> GIVEN EXERCISE
Transcribe all of the records word for word, but omit the pictures.

[Collection entries]
..........

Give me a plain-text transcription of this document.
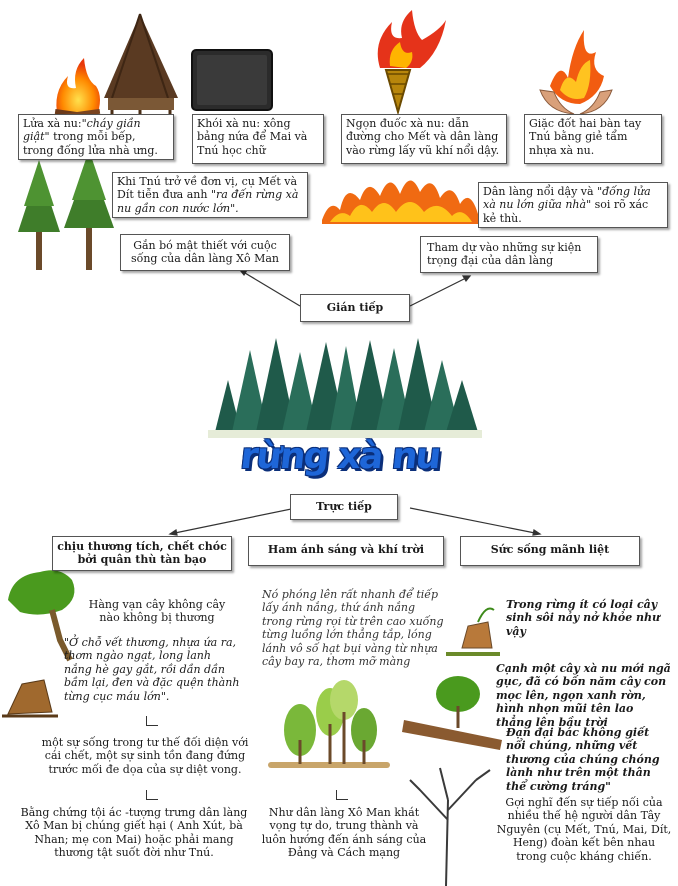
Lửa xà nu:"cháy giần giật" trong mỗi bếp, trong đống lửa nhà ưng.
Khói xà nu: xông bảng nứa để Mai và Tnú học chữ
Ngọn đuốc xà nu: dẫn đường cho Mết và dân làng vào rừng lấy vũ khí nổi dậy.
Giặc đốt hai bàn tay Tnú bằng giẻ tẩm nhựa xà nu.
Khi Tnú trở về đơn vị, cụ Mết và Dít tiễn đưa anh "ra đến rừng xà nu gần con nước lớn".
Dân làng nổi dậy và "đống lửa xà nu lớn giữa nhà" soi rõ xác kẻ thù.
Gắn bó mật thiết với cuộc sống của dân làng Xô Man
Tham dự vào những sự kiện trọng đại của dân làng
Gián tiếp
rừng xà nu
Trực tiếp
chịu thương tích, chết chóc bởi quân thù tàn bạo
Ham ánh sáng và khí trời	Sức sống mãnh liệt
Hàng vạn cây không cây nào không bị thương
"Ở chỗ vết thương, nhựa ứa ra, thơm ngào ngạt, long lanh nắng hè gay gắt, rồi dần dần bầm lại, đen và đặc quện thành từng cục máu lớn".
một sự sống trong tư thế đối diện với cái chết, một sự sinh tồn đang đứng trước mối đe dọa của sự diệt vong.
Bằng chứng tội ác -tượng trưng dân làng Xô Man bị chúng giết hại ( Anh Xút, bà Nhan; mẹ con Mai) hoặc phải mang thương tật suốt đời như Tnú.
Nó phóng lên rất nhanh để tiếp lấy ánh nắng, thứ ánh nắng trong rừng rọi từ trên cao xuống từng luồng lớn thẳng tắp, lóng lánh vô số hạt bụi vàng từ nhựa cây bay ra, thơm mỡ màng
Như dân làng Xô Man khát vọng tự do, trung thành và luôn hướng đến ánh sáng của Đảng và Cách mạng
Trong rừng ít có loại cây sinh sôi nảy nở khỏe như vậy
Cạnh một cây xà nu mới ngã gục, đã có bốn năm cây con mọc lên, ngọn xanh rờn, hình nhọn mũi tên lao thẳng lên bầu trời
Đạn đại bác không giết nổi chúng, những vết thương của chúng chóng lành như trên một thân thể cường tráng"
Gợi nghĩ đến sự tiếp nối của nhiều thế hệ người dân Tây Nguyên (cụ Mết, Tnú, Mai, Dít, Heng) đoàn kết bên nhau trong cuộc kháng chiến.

..........

> FINAL RESULT
Give me a plain-text transcription of this document.
Lửa xà nu:"cháy giần giật" trong mỗi bếp, trong đống lửa nhà ưng.
Khói xà nu: xông bảng nứa để Mai và Tnú học chữ
Ngọn đuốc xà nu: dẫn đường cho Mết và dân làng vào rừng lấy vũ khí nổi dậy.
Giặc đốt hai bàn tay Tnú bằng giẻ tẩm nhựa xà nu.
Khi Tnú trở về đơn vị, cụ Mết và Dít tiễn đưa anh "ra đến rừng xà nu gần con nước lớn".
Dân làng nổi dậy và "đống lửa xà nu lớn giữa nhà" soi rõ xác kẻ thù.
Gắn bó mật thiết với cuộc sống của dân làng Xô Man
Tham dự vào những sự kiện trọng đại của dân làng
Gián tiếp
rừng xà nu
Trực tiếp
chịu thương tích, chết chóc bởi quân thù tàn bạo
Ham ánh sáng và khí trời	Sức sống mãnh liệt
Hàng vạn cây không cây nào không bị thương
"Ở chỗ vết thương, nhựa ứa ra, thơm ngào ngạt, long lanh nắng hè gay gắt, rồi dần dần bầm lại, đen và đặc quện thành từng cục máu lớn".
một sự sống trong tư thế đối diện với cái chết, một sự sinh tồn đang đứng trước mối đe dọa của sự diệt vong.
Bằng chứng tội ác -tượng trưng dân làng Xô Man bị chúng giết hại ( Anh Xút, bà Nhan; mẹ con Mai) hoặc phải mang thương tật suốt đời như Tnú.
Nó phóng lên rất nhanh để tiếp lấy ánh nắng, thứ ánh nắng trong rừng rọi từ trên cao xuống từng luồng lớn thẳng tắp, lóng lánh vô số hạt bụi vàng từ nhựa cây bay ra, thơm mỡ màng
Như dân làng Xô Man khát vọng tự do, trung thành và luôn hướng đến ánh sáng của Đảng và Cách mạng
Trong rừng ít có loại cây sinh sôi nảy nở khỏe như vậy
Cạnh một cây xà nu mới ngã gục, đã có bốn năm cây con mọc lên, ngọn xanh rờn, hình nhọn mũi tên lao thẳng lên bầu trời
Đạn đại bác không giết nổi chúng, những vết thương của chúng chóng lành như trên một thân thể cường tráng"
Gợi nghĩ đến sự tiếp nối của nhiều thế hệ người dân Tây Nguyên (cụ Mết, Tnú, Mai, Dít, Heng) đoàn kết bên nhau trong cuộc kháng chiến.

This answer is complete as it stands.